- _Short exercise_
Give back exactly the lines from the one holding "What does this" to the bottom of the material, both included, and nothing more. No pictures.

....................

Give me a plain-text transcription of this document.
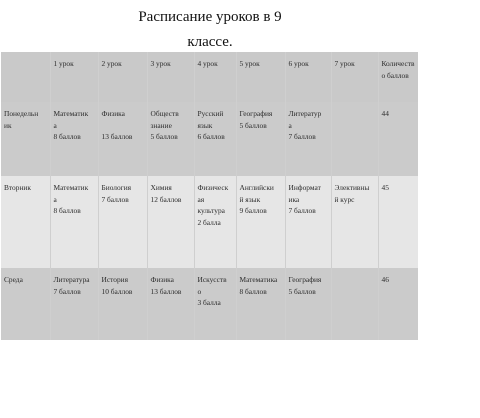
Расписание уроков в 9
классе.

	1 урок	2 урок	3 урок	4 урок	5 урок	6 урок	7 урок	Количеств
о баллов

Понедельн
ик	Математик
а
8 баллов	Физика
13 баллов	Обществ
знание
5 баллов	Русский
язык
6 баллов	География
5 баллов	Литератур
а
7 баллов		44

Вторник	Математик
а
8 баллов	Биология
7 баллов	Химия
12 баллов	Физическ
ая
культура
2 балла	Английски
й язык
9 баллов	Информат
ика
7 баллов	Элективны
й курс	45

Среда	Литература
7 баллов	История
10 баллов	Физика
13 баллов	Искусств
о
3 балла	Математика
8 баллов	География
5 баллов		46
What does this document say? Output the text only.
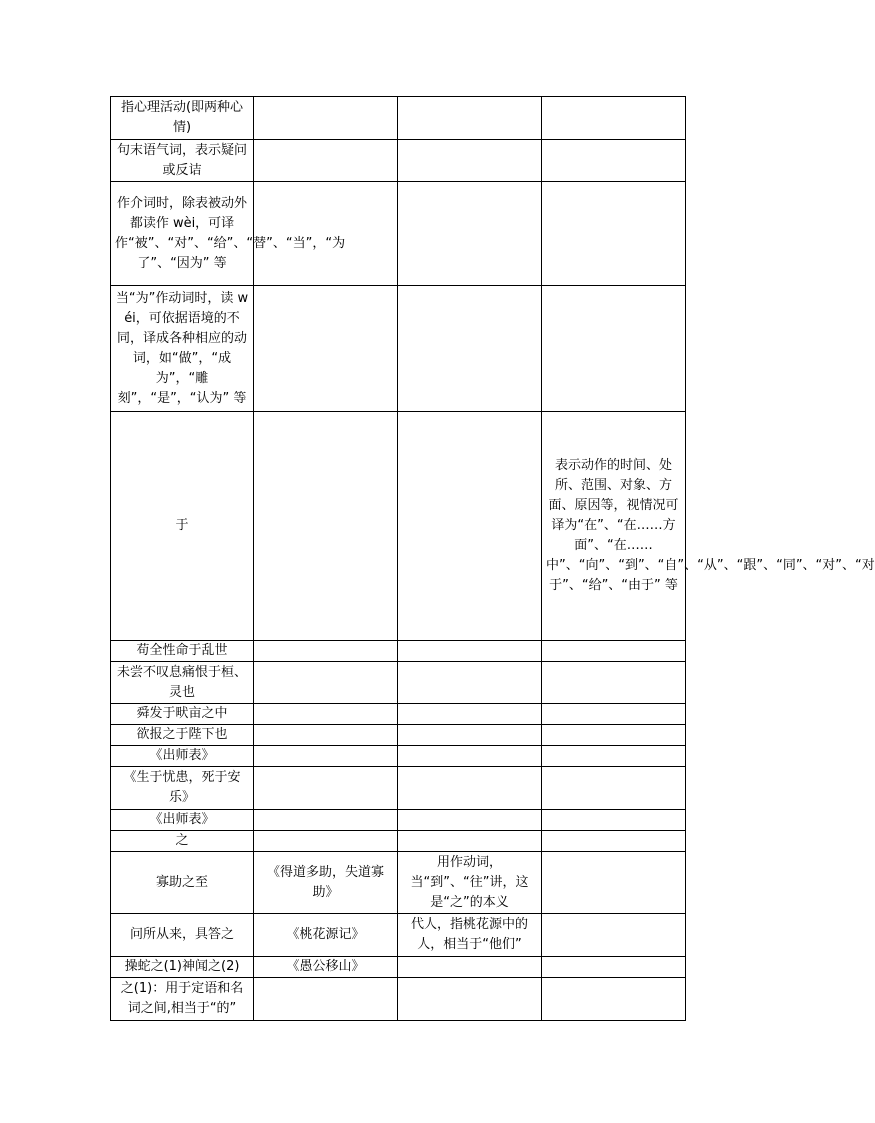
指心理活动(即两种心情)			
句末语气词，表示疑问或反诘			
作介词时，除表被动外都读作 wèi，可译作“被”、“对”、“给”、“替”、“当”，“为了”、“因为” 等			
当“为”作动词时，读 wéi，可依据语境的不同，译成各种相应的动词，如“做”，“成为”，“雕刻”，“是”，“认为” 等			
于			表示动作的时间、处所、范围、对象、方面、原因等，视情况可译为“在”、“在……方面”、“在……中”、“向”、“到”、“自”、“从”、“跟”、“同”、“对”、“对于”、“给”、“由于” 等
苟全性命于乱世			
未尝不叹息痛恨于桓、灵也			
舜发于畎亩之中			
欲报之于陛下也			
《出师表》			
《生于忧患，死于安乐》			
《出师表》			
之			
寡助之至	《得道多助，失道寡助》	用作动词，当“到”、“往”讲，这是“之”的本义	
问所从来，具答之	《桃花源记》	代人，指桃花源中的人，相当于“他们”	
操蛇之(1)神闻之(2)	《愚公移山》		
之(1)：用于定语和名词之间,相当于“的”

....................

- _Solved problem_
What does this document say? Output the text only.
指心理活动(即两种心情)			
句末语气词，表示疑问或反诘			
作介词时，除表被动外都读作 wèi，可译作“被”、“对”、“给”、“替”、“当”，“为了”、“因为” 等			
当“为”作动词时，读 wéi，可依据语境的不同，译成各种相应的动词，如“做”，“成为”，“雕刻”，“是”，“认为” 等			
于			表示动作的时间、处所、范围、对象、方面、原因等，视情况可译为“在”、“在……方面”、“在……中”、“向”、“到”、“自”、“从”、“跟”、“同”、“对”、“对于”、“给”、“由于” 等
苟全性命于乱世			
未尝不叹息痛恨于桓、灵也			
舜发于畎亩之中			
欲报之于陛下也			
《出师表》			
《生于忧患，死于安乐》			
《出师表》			
之			
寡助之至	《得道多助，失道寡助》	用作动词，当“到”、“往”讲，这是“之”的本义	
问所从来，具答之	《桃花源记》	代人，指桃花源中的人，相当于“他们”	
操蛇之(1)神闻之(2)	《愚公移山》		
之(1)：用于定语和名词之间,相当于“的”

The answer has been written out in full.